- _TASK MATERIAL_
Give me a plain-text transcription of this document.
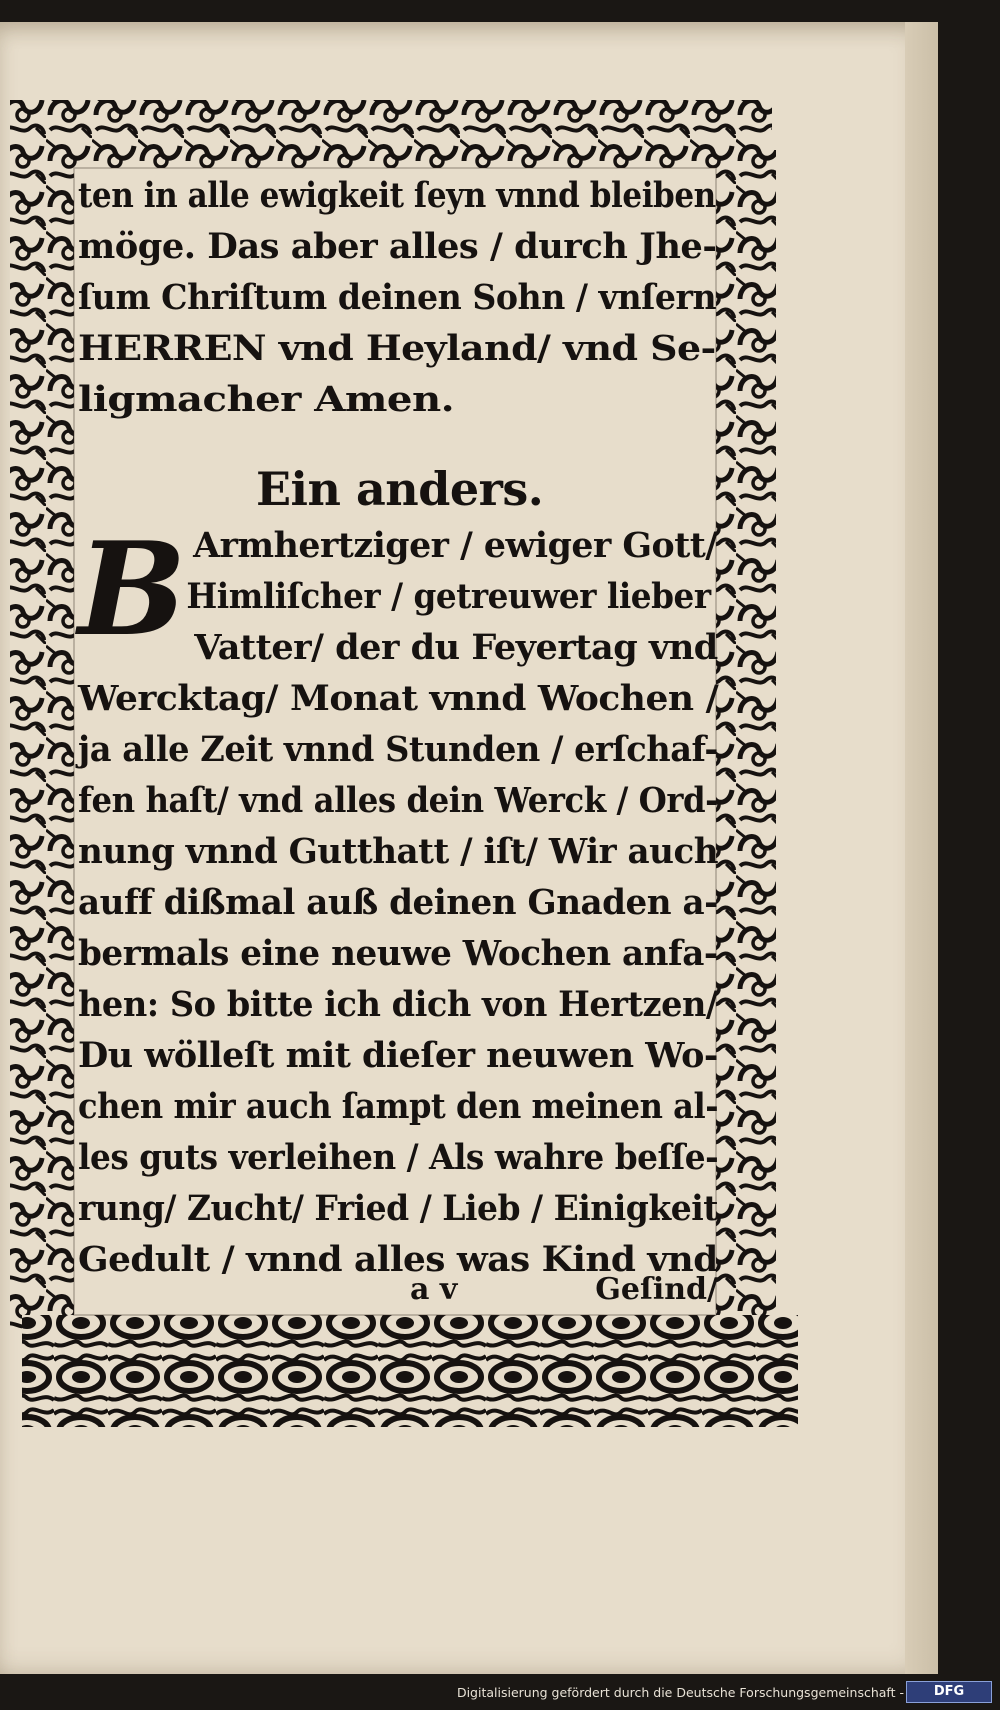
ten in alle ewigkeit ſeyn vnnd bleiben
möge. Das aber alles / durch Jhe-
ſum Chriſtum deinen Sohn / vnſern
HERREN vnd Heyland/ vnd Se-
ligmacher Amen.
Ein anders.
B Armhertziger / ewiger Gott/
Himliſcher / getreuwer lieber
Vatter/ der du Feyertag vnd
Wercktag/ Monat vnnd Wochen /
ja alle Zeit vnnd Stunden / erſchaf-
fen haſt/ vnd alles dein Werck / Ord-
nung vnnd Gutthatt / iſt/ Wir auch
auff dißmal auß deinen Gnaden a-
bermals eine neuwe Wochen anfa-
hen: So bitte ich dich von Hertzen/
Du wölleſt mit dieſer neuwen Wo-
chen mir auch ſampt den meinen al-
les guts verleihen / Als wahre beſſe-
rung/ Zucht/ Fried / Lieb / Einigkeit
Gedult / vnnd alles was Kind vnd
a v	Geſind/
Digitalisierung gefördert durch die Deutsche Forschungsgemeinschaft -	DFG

- _PROBLEM_
Reproduce the entries above word for word. Pictures stay out.

- _COMPLETE ANSWER_
Give me a plain-text transcription of this document.
ten in alle ewigkeit ſeyn vnnd bleiben
möge. Das aber alles / durch Jhe-
ſum Chriſtum deinen Sohn / vnſern
HERREN vnd Heyland/ vnd Se-
ligmacher Amen.
Ein anders.
B Armhertziger / ewiger Gott/
Himliſcher / getreuwer lieber
Vatter/ der du Feyertag vnd
Wercktag/ Monat vnnd Wochen /
ja alle Zeit vnnd Stunden / erſchaf-
fen haſt/ vnd alles dein Werck / Ord-
nung vnnd Gutthatt / iſt/ Wir auch
auff dißmal auß deinen Gnaden a-
bermals eine neuwe Wochen anfa-
hen: So bitte ich dich von Hertzen/
Du wölleſt mit dieſer neuwen Wo-
chen mir auch ſampt den meinen al-
les guts verleihen / Als wahre beſſe-
rung/ Zucht/ Fried / Lieb / Einigkeit
Gedult / vnnd alles was Kind vnd
a v	Geſind/
Digitalisierung gefördert durch die Deutsche Forschungsgemeinschaft -	DFG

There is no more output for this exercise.